SOURCE MATERIAL —
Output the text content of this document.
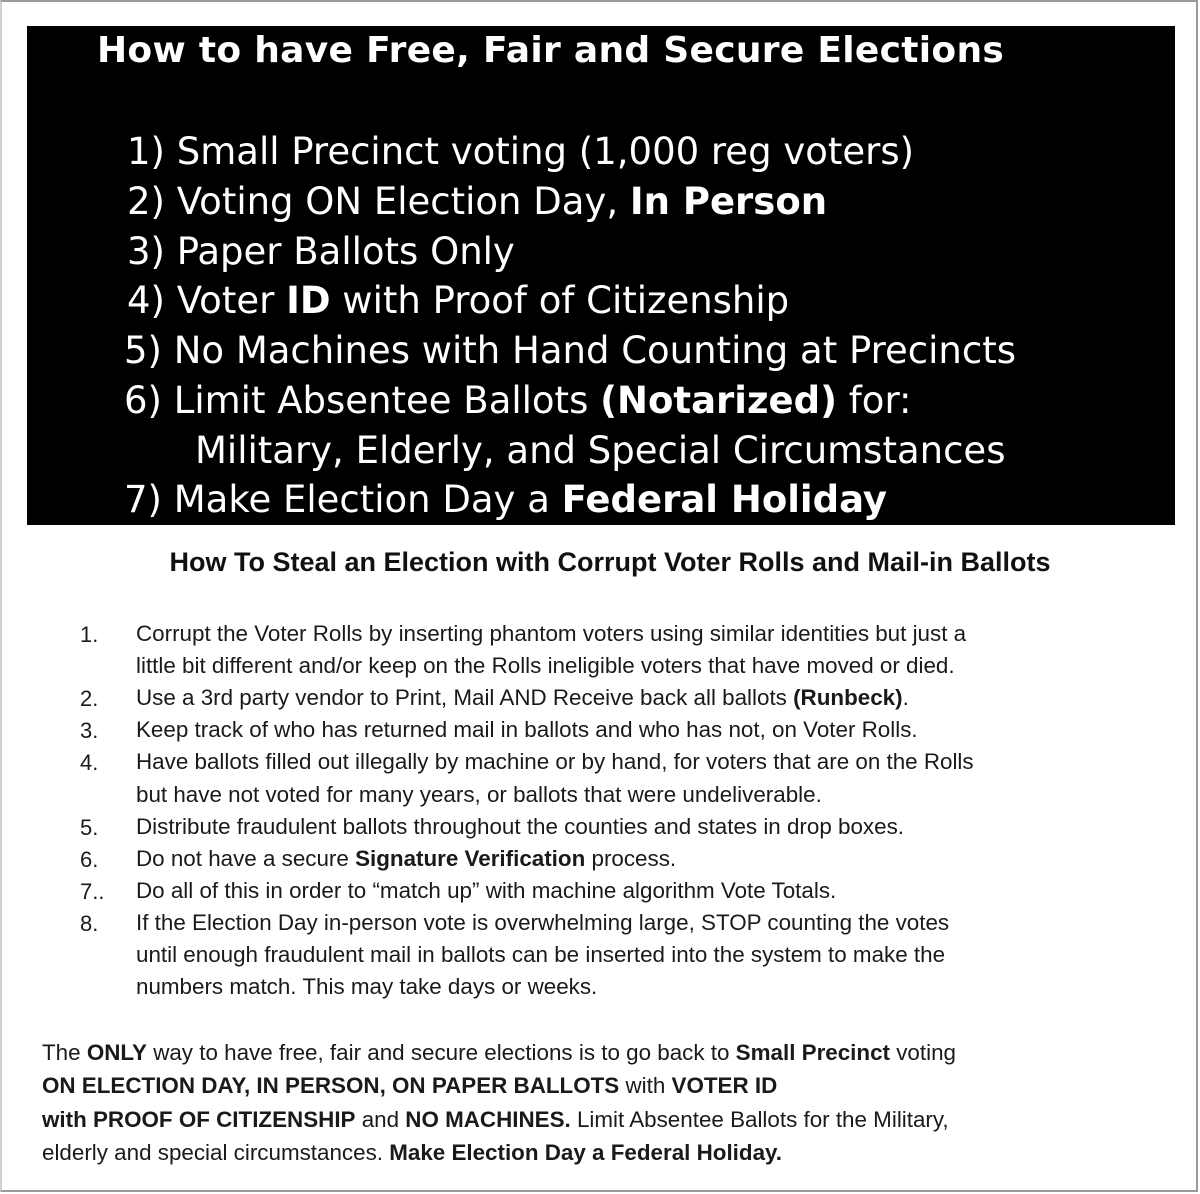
How to have Free, Fair and Secure Elections
1) Small Precinct voting (1,000 reg voters)
2) Voting ON Election Day, In Person
3) Paper Ballots Only
4) Voter ID with Proof of Citizenship
5) No Machines with Hand Counting at Precincts
6) Limit Absentee Ballots (Notarized) for:
Military, Elderly, and Special Circumstances
7) Make Election Day a Federal Holiday
How To Steal an Election with Corrupt Voter Rolls and Mail-in Ballots
1. Corrupt the Voter Rolls by inserting phantom voters using similar identities but just a
little bit different and/or keep on the Rolls ineligible voters that have moved or died.
2. Use a 3rd party vendor to Print, Mail AND Receive back all ballots (Runbeck).
3. Keep track of who has returned mail in ballots and who has not, on Voter Rolls.
4. Have ballots filled out illegally by machine or by hand, for voters that are on the Rolls
but have not voted for many years, or ballots that were undeliverable.
5. Distribute fraudulent ballots throughout the counties and states in drop boxes.
6. Do not have a secure Signature Verification process.
7.. Do all of this in order to “match up” with machine algorithm Vote Totals.
8. If the Election Day in-person vote is overwhelming large, STOP counting the votes
until enough fraudulent mail in ballots can be inserted into the system to make the
numbers match. This may take days or weeks.
The ONLY way to have free, fair and secure elections is to go back to Small Precinct voting
ON ELECTION DAY, IN PERSON, ON PAPER BALLOTS with VOTER ID
with PROOF OF CITIZENSHIP and NO MACHINES. Limit Absentee Ballots for the Military,
elderly and special circumstances. Make Election Day a Federal Holiday.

OBJECTIVE —
List all lines above in which the string "Small" appears.

RESULT OF THE TASK —
1) Small Precinct voting (1,000 reg voters)
The ONLY way to have free, fair and secure elections is to go back to Small Precinct voting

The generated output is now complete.